■ Exercise: Lines containing the word "value" should be extracted in full.

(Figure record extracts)
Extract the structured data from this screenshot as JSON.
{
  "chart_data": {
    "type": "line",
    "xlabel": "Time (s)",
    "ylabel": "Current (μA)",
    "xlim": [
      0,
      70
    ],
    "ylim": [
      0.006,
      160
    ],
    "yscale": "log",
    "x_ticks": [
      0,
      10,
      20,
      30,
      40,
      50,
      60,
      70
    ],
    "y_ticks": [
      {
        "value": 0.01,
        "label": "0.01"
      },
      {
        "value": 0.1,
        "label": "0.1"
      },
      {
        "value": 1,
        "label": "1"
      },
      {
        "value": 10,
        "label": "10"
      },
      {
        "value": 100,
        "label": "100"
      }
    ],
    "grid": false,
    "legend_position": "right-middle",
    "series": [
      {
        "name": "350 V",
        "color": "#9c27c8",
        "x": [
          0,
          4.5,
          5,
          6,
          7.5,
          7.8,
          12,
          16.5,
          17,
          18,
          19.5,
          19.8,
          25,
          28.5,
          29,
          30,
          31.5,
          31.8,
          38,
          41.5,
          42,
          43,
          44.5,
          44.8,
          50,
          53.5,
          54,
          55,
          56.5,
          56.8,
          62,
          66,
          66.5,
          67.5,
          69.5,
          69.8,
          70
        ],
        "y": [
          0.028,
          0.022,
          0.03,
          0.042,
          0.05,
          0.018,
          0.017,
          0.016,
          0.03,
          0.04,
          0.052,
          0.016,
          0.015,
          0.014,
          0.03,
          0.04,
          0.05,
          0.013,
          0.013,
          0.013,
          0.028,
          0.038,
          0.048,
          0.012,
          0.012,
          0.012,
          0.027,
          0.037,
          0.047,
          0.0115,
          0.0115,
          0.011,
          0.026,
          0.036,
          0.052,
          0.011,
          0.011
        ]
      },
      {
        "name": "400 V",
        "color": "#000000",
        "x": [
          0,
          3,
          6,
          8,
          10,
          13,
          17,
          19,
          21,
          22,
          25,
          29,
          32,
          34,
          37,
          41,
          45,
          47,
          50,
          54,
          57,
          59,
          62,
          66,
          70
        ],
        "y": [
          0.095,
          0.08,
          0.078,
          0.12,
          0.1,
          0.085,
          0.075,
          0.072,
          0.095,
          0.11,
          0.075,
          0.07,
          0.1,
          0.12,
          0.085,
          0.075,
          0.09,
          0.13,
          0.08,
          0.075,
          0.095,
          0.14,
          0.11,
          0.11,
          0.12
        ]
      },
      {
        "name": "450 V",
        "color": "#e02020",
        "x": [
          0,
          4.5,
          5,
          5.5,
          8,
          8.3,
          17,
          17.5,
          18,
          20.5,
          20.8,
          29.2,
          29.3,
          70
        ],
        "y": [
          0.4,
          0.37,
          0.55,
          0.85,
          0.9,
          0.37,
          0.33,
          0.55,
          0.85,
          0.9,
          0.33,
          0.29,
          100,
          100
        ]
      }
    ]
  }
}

■ Written reply:
        "value": 0.01,
        "value": 0.1,
        "value": 1,
        "value": 10,
        "value": 100,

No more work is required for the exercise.